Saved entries
# # # # #
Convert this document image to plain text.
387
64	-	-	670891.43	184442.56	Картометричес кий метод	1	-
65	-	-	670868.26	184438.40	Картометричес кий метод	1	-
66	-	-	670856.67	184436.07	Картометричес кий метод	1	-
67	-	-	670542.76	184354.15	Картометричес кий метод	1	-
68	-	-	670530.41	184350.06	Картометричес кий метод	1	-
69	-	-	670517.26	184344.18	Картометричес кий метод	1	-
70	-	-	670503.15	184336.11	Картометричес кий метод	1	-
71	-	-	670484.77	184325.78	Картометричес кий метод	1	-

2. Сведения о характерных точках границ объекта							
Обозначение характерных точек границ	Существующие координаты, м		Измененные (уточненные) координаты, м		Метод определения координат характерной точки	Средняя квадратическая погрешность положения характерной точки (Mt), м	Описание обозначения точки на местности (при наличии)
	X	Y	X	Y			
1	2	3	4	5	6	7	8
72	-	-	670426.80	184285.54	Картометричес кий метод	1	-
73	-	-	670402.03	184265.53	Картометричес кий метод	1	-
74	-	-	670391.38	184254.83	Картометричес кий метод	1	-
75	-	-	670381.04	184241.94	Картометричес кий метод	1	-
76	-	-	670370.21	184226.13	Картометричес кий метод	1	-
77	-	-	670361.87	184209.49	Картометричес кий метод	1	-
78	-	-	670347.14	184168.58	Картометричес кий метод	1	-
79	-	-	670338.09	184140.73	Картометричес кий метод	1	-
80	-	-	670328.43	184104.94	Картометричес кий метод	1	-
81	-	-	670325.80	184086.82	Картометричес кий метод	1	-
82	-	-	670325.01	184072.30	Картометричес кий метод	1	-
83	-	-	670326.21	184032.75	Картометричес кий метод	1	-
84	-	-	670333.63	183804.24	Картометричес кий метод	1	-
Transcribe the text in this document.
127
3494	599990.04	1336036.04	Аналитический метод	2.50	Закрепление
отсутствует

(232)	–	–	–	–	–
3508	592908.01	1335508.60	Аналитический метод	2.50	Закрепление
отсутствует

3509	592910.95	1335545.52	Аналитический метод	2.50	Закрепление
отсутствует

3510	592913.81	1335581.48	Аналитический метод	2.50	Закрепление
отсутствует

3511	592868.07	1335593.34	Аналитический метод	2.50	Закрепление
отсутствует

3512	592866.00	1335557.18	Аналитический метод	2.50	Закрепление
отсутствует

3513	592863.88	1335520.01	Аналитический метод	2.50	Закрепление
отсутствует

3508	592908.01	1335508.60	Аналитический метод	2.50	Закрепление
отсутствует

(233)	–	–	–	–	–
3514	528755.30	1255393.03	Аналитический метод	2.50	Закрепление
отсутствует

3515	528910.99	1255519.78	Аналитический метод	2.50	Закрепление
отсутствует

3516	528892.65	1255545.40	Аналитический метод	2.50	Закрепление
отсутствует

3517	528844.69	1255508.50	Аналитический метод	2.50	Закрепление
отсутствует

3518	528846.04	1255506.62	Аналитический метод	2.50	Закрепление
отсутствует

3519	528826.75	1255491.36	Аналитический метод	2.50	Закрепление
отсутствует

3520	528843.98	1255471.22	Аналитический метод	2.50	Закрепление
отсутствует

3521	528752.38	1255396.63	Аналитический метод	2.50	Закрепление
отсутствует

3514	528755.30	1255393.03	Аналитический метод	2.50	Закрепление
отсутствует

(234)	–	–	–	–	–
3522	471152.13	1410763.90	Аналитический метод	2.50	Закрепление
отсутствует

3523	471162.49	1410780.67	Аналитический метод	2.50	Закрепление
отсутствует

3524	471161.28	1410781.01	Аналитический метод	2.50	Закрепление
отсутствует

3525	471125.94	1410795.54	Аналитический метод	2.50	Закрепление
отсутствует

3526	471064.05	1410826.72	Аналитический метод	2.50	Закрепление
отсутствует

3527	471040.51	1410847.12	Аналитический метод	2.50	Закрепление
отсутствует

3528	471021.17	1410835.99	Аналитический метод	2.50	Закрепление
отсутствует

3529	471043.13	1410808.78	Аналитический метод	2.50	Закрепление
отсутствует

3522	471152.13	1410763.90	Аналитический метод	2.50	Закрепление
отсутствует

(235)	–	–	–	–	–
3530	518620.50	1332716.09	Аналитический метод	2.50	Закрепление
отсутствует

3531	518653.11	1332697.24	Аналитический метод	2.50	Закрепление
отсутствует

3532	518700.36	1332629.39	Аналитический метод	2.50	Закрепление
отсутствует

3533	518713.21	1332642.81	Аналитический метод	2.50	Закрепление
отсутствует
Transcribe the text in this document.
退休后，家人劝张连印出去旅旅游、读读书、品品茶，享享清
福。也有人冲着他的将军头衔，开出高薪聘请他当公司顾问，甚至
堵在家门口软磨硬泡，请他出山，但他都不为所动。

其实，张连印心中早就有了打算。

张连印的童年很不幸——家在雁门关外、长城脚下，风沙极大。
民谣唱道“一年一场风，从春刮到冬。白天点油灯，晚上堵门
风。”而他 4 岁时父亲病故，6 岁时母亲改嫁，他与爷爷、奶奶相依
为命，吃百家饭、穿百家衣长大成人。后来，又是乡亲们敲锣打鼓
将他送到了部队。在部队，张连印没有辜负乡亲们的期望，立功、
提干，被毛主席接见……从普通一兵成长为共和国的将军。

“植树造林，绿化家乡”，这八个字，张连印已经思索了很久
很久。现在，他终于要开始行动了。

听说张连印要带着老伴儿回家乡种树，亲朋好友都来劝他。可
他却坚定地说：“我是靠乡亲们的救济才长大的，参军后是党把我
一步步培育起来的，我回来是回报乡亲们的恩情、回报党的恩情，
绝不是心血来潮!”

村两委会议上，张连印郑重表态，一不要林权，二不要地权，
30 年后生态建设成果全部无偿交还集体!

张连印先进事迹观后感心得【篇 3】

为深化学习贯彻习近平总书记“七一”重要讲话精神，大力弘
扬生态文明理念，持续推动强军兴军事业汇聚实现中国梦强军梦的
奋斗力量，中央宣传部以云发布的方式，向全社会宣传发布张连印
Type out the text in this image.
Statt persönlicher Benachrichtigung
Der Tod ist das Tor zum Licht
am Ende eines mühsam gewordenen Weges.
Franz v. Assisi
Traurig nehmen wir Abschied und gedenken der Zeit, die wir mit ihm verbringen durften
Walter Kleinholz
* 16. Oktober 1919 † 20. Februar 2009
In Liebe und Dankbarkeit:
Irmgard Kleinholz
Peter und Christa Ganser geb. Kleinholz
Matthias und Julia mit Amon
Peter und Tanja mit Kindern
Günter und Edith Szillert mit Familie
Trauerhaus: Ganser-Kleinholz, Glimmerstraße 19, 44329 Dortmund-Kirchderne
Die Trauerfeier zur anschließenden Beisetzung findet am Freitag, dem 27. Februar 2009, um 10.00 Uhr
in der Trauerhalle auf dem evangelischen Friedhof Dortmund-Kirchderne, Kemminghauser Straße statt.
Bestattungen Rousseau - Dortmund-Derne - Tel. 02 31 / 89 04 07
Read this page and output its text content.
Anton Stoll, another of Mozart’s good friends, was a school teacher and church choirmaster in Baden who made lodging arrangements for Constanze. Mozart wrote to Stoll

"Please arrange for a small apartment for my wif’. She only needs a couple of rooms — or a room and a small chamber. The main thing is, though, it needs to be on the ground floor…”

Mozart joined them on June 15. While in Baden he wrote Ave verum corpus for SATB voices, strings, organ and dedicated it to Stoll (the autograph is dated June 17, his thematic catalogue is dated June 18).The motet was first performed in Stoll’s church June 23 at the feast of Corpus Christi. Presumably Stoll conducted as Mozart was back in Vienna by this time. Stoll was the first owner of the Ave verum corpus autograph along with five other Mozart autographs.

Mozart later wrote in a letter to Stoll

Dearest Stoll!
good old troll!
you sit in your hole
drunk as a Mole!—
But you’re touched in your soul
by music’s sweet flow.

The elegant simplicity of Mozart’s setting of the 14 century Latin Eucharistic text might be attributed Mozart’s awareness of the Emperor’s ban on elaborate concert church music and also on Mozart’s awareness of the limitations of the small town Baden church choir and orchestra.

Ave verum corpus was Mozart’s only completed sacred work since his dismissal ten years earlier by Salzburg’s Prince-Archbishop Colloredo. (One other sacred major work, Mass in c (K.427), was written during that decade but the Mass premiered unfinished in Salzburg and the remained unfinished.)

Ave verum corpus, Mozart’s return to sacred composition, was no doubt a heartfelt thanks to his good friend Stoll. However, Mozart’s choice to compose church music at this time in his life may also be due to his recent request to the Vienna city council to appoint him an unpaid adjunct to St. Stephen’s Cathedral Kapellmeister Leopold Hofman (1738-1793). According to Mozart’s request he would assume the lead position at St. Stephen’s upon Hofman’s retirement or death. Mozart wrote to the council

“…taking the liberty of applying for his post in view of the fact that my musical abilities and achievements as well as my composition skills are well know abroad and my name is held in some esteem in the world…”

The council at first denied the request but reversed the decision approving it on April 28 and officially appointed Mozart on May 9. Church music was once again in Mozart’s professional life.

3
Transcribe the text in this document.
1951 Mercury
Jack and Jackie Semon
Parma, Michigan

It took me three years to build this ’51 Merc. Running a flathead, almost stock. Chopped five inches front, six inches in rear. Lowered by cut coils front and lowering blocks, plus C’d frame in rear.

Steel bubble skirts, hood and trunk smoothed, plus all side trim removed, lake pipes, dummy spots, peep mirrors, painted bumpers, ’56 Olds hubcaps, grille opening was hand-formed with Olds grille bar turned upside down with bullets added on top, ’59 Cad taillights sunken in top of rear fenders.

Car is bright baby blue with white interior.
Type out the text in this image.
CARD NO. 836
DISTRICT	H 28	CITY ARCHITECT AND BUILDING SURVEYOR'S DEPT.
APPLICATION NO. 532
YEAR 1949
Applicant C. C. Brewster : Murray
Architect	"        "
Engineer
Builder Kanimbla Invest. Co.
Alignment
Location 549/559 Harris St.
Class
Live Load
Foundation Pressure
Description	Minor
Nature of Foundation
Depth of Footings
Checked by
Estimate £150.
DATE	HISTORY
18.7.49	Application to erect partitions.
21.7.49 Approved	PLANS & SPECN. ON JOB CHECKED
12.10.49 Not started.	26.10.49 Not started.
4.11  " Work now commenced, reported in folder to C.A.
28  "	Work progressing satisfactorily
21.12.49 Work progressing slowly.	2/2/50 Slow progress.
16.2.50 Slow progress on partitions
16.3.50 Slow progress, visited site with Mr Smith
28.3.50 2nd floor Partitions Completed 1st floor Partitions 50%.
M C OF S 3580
# # # # #
Problem requirements
Look through the records and count each line that holds "характерных". Write only the total.

Result for this exercise
2